What is expected | Go through the data below and copy it exactly, skipping every picture.

Given information |
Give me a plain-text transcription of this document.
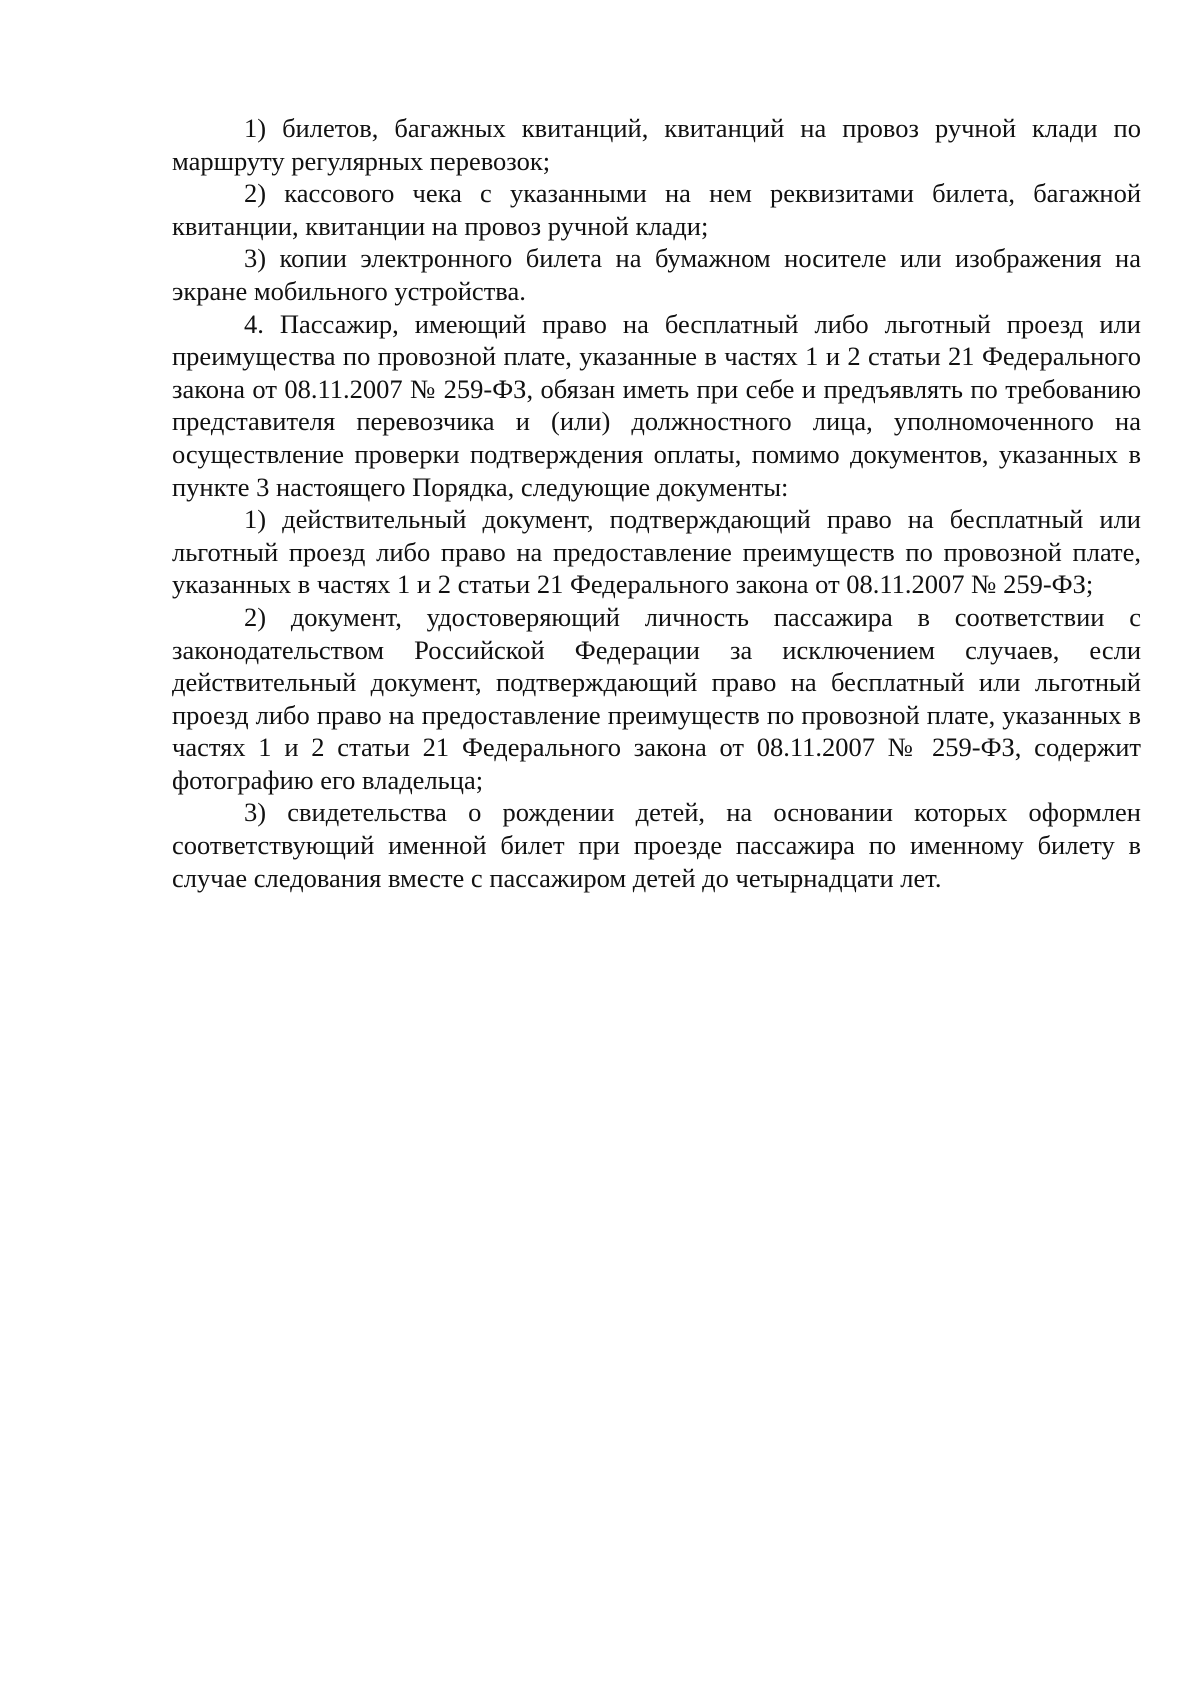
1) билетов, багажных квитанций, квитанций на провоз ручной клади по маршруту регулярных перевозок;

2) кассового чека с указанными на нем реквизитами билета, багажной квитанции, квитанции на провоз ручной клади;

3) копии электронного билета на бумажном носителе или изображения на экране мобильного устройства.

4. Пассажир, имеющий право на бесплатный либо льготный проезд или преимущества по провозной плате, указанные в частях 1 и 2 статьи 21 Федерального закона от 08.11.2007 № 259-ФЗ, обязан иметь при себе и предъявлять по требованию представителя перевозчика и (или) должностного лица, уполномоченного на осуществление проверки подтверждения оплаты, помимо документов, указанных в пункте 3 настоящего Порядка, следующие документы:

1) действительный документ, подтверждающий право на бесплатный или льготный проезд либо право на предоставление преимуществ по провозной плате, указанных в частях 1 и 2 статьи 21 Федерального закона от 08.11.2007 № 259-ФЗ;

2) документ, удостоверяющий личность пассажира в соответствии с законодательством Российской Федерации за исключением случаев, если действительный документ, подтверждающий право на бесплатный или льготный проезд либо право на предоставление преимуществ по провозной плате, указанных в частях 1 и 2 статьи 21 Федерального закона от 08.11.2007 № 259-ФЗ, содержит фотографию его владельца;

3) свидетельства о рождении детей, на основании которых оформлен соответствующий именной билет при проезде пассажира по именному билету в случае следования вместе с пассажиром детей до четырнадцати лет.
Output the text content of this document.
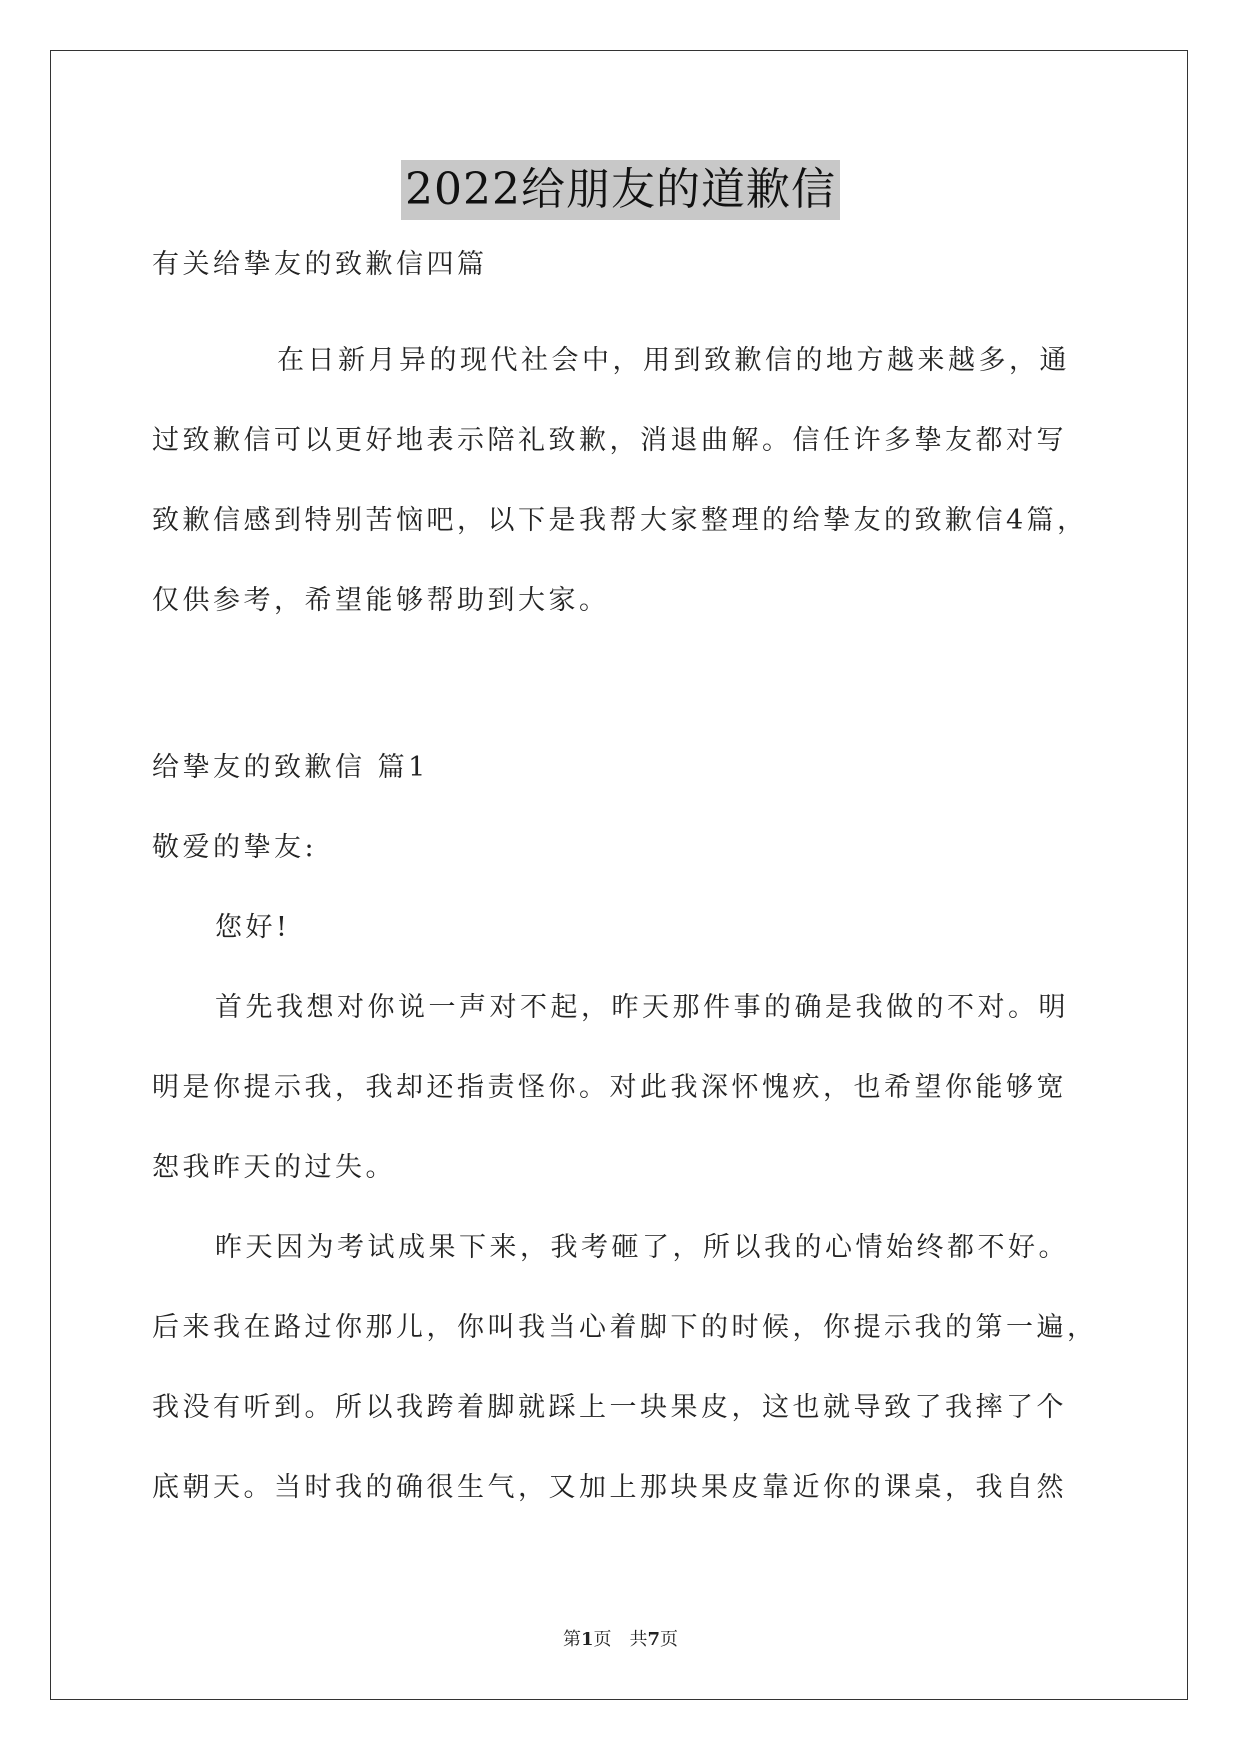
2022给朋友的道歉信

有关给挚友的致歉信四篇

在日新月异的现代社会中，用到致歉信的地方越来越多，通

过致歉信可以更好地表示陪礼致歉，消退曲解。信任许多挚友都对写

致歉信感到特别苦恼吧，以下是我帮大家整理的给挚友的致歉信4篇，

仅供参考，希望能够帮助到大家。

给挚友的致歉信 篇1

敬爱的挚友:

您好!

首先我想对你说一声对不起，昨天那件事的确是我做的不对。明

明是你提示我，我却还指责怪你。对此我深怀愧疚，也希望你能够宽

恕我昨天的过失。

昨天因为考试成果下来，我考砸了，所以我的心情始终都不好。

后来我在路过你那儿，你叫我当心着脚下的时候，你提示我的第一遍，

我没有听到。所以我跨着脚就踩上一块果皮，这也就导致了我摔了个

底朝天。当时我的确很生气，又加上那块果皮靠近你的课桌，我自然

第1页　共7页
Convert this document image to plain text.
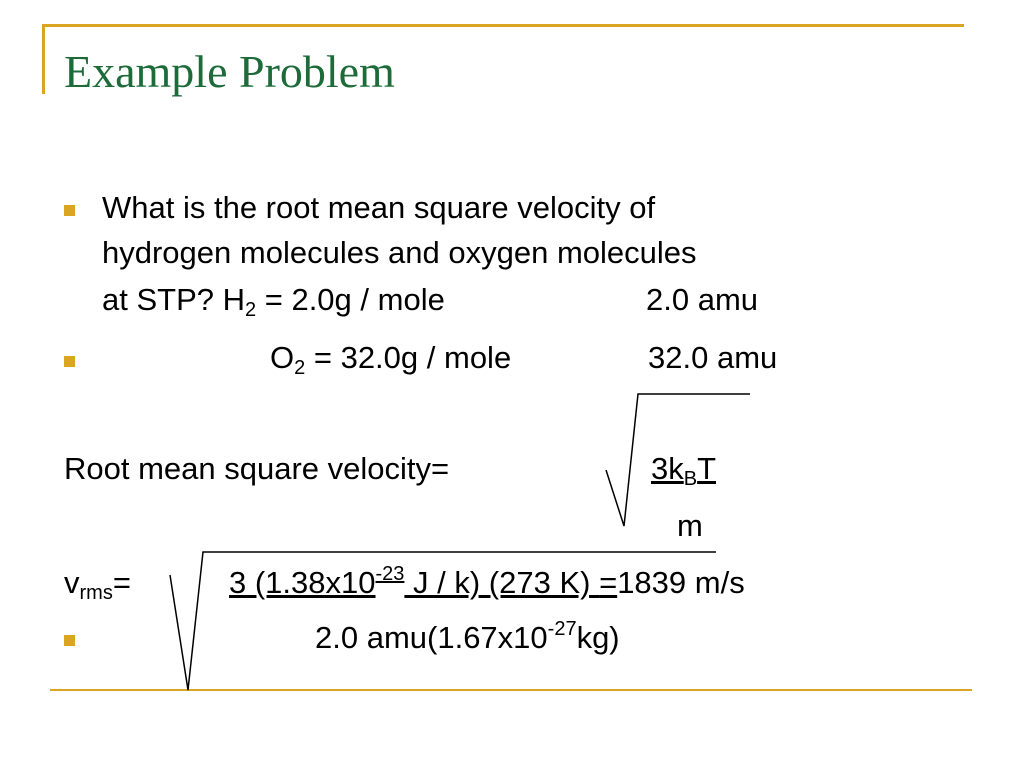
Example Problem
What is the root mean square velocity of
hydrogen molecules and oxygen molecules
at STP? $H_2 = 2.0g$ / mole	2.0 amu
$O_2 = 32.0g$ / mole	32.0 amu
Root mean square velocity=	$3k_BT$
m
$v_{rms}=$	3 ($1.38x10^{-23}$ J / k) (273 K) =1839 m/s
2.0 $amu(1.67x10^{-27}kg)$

Written response |
Give me a plain-text transcription of this document.
1) билетов, багажных квитанций, квитанций на провоз ручной клади по маршруту регулярных перевозок;

2) кассового чека с указанными на нем реквизитами билета, багажной квитанции, квитанции на провоз ручной клади;

3) копии электронного билета на бумажном носителе или изображения на экране мобильного устройства.

4. Пассажир, имеющий право на бесплатный либо льготный проезд или преимущества по провозной плате, указанные в частях 1 и 2 статьи 21 Федерального закона от 08.11.2007 № 259-ФЗ, обязан иметь при себе и предъявлять по требованию представителя перевозчика и (или) должностного лица, уполномоченного на осуществление проверки подтверждения оплаты, помимо документов, указанных в пункте 3 настоящего Порядка, следующие документы:

1) действительный документ, подтверждающий право на бесплатный или льготный проезд либо право на предоставление преимуществ по провозной плате, указанных в частях 1 и 2 статьи 21 Федерального закона от 08.11.2007 № 259-ФЗ;

2) документ, удостоверяющий личность пассажира в соответствии с законодательством Российской Федерации за исключением случаев, если действительный документ, подтверждающий право на бесплатный или льготный проезд либо право на предоставление преимуществ по провозной плате, указанных в частях 1 и 2 статьи 21 Федерального закона от 08.11.2007 № 259-ФЗ, содержит фотографию его владельца;

3) свидетельства о рождении детей, на основании которых оформлен соответствующий именной билет при проезде пассажира по именному билету в случае следования вместе с пассажиром детей до четырнадцати лет.
Output the text content of this document.
2022给朋友的道歉信

有关给挚友的致歉信四篇

在日新月异的现代社会中，用到致歉信的地方越来越多，通

过致歉信可以更好地表示陪礼致歉，消退曲解。信任许多挚友都对写

致歉信感到特别苦恼吧，以下是我帮大家整理的给挚友的致歉信4篇，

仅供参考，希望能够帮助到大家。

给挚友的致歉信 篇1

敬爱的挚友:

您好!

首先我想对你说一声对不起，昨天那件事的确是我做的不对。明

明是你提示我，我却还指责怪你。对此我深怀愧疚，也希望你能够宽

恕我昨天的过失。

昨天因为考试成果下来，我考砸了，所以我的心情始终都不好。

后来我在路过你那儿，你叫我当心着脚下的时候，你提示我的第一遍，

我没有听到。所以我跨着脚就踩上一块果皮，这也就导致了我摔了个

底朝天。当时我的确很生气，又加上那块果皮靠近你的课桌，我自然

第1页　共7页
Convert this document image to plain text.
Example Problem
What is the root mean square velocity of
hydrogen molecules and oxygen molecules
at STP? $H_2 = 2.0g$ / mole	2.0 amu
$O_2 = 32.0g$ / mole	32.0 amu
Root mean square velocity=	$3k_BT$
m
$v_{rms}=$	3 ($1.38x10^{-23}$ J / k) (273 K) =1839 m/s
2.0 $amu(1.67x10^{-27}kg)$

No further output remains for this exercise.